Collected data
━━━━
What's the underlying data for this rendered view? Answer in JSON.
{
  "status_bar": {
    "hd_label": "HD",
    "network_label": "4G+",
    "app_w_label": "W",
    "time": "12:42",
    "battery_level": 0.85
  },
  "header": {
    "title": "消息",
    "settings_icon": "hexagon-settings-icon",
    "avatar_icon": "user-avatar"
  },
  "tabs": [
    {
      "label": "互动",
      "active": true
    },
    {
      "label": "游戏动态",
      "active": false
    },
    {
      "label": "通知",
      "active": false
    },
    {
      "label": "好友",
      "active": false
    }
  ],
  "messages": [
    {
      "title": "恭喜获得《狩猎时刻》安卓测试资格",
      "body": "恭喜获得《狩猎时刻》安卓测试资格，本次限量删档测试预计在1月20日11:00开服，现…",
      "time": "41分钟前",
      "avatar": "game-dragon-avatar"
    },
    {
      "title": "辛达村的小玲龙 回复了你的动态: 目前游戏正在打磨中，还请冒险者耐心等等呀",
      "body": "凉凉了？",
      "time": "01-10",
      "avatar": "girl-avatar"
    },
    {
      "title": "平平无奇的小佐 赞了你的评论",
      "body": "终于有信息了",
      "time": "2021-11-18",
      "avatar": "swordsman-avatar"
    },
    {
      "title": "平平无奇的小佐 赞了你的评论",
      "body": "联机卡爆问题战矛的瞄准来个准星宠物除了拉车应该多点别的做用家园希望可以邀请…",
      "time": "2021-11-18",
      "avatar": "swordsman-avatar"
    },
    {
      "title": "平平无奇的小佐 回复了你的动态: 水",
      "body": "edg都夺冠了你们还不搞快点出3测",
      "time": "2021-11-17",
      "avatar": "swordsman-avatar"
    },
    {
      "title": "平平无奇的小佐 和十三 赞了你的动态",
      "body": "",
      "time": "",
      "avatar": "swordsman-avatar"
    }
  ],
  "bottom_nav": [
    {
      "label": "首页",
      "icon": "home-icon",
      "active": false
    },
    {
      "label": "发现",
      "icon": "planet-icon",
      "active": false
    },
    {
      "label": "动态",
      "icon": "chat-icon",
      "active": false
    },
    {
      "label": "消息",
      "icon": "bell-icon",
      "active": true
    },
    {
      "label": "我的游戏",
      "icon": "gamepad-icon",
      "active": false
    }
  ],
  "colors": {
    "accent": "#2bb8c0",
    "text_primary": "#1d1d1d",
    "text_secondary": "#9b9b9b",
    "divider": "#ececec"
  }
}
━━━━
#### Directions for this task:
Which lines hold the word "恭喜获得"? Copy every one of them.

#### Solution to this task:
      "title": "恭喜获得《狩猎时刻》安卓测试资格",
      "body": "恭喜获得《狩猎时刻》安卓测试资格，本次限量删档测试预计在1月20日11:00开服，现…",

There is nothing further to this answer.